» Chart and figure data:
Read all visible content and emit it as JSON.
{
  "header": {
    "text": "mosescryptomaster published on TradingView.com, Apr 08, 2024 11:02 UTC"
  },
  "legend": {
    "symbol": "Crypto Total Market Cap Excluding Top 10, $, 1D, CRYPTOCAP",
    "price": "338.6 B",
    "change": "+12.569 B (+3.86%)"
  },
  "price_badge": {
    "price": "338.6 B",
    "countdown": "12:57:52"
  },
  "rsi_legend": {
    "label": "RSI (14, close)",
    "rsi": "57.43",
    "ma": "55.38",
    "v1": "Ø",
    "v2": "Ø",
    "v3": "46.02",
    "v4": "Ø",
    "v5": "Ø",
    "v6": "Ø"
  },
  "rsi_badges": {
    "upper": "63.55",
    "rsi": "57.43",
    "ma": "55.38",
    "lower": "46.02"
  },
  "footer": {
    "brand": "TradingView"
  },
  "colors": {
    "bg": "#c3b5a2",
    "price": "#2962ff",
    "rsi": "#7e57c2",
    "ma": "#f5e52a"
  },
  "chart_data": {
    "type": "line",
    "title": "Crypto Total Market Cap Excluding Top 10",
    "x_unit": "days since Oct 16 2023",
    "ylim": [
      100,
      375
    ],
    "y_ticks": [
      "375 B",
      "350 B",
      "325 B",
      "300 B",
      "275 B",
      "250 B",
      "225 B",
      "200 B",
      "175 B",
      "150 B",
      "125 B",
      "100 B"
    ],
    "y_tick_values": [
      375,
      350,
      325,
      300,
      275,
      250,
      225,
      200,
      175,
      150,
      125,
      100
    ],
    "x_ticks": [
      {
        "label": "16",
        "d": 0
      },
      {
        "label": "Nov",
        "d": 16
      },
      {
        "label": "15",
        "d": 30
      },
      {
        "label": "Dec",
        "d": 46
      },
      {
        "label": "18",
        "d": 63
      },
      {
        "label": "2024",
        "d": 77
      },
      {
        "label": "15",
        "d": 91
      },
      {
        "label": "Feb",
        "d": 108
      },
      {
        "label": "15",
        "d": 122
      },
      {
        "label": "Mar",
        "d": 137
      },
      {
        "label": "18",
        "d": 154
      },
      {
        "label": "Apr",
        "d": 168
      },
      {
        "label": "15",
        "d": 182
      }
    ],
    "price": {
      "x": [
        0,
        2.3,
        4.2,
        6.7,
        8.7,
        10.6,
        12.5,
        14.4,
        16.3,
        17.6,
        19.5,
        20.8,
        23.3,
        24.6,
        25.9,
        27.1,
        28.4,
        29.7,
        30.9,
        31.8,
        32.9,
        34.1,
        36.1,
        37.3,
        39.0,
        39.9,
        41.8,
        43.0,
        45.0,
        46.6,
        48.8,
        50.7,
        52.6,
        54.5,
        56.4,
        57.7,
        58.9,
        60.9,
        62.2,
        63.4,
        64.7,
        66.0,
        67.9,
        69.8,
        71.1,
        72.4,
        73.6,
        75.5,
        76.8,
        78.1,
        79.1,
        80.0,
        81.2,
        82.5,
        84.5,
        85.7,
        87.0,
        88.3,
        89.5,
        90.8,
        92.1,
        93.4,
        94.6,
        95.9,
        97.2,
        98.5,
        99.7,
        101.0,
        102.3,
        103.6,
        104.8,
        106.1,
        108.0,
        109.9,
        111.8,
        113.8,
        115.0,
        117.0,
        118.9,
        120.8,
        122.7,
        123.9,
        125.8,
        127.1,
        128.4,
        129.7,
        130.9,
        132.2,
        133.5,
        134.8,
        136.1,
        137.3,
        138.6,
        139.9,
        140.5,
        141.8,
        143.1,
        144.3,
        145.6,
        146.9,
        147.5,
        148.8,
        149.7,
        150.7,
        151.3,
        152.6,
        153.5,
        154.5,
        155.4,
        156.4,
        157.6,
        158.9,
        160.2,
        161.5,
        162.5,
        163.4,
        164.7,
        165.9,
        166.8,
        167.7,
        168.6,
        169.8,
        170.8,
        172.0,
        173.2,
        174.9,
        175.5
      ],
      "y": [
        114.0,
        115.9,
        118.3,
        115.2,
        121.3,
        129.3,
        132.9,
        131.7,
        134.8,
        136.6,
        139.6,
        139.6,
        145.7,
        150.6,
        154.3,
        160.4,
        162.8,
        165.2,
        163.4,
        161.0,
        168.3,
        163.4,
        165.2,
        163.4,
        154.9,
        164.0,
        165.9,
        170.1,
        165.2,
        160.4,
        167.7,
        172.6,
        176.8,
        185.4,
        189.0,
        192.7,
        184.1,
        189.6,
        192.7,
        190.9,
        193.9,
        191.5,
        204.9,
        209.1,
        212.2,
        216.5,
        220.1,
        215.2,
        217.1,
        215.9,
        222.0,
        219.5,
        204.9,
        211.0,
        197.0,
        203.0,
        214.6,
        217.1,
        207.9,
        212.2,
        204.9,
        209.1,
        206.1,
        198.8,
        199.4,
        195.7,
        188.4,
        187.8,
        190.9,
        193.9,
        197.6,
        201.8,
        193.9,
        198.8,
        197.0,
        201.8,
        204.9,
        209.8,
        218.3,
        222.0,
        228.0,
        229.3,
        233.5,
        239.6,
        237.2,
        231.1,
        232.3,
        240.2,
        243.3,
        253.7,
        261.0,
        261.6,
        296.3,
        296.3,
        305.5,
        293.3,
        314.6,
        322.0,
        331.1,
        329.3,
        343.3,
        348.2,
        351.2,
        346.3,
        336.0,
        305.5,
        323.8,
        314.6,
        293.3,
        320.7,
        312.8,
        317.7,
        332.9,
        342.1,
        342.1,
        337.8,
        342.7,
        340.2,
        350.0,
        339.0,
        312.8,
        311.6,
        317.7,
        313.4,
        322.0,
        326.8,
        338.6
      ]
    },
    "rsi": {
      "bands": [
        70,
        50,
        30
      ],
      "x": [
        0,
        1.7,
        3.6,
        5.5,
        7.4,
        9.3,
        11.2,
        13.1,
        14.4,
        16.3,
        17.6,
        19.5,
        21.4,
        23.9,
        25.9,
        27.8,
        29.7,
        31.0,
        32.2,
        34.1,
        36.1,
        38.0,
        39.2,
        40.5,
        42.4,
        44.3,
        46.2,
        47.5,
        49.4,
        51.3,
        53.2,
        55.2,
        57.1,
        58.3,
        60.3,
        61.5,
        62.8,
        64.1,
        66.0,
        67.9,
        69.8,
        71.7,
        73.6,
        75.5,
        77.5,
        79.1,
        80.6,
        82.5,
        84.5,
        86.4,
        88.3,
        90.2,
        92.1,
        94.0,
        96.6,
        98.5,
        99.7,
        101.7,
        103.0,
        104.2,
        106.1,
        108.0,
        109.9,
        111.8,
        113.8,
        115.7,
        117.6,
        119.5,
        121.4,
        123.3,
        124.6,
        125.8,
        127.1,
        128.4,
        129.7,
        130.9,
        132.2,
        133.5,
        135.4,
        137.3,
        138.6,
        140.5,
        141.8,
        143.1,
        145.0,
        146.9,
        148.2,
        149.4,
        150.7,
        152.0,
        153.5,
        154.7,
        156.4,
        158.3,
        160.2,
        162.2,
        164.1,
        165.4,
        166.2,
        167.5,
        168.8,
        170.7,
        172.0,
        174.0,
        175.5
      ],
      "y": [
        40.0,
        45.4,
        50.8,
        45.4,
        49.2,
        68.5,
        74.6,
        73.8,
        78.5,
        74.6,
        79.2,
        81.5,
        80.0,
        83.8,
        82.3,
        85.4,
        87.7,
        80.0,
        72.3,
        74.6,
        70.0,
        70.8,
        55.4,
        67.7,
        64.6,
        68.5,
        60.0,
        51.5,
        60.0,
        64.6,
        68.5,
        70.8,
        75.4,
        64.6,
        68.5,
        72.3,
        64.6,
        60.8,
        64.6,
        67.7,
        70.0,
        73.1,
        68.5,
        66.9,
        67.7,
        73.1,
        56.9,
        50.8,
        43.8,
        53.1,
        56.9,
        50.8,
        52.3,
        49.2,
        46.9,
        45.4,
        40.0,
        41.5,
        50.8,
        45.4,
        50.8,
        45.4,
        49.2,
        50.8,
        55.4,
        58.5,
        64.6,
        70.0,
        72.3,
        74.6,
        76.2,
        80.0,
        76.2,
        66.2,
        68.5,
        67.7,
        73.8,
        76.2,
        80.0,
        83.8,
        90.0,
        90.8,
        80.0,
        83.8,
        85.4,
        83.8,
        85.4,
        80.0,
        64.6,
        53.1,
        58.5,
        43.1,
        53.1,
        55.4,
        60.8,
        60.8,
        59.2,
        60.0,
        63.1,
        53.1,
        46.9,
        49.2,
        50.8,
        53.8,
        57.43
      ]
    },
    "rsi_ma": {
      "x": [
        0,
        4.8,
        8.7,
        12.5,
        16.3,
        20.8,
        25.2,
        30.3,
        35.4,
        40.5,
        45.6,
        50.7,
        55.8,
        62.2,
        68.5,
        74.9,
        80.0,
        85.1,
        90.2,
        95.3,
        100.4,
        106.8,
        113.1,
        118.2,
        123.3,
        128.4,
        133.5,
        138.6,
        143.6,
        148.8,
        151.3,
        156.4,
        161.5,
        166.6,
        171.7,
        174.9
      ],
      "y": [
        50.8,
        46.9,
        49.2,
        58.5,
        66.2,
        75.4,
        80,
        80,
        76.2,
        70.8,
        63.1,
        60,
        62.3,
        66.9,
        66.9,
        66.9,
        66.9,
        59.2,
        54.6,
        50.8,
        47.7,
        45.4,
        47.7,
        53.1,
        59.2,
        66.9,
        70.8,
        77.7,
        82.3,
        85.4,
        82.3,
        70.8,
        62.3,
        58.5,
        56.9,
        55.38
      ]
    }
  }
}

» WHAT IS EXPECTED: Which lines hold the word "Total"? Copy every one of them.

» SOLVED EXERCISE:
    "symbol": "Crypto Total Market Cap Excluding Top 10, $, 1D, CRYPTOCAP",
    "title": "Crypto Total Market Cap Excluding Top 10",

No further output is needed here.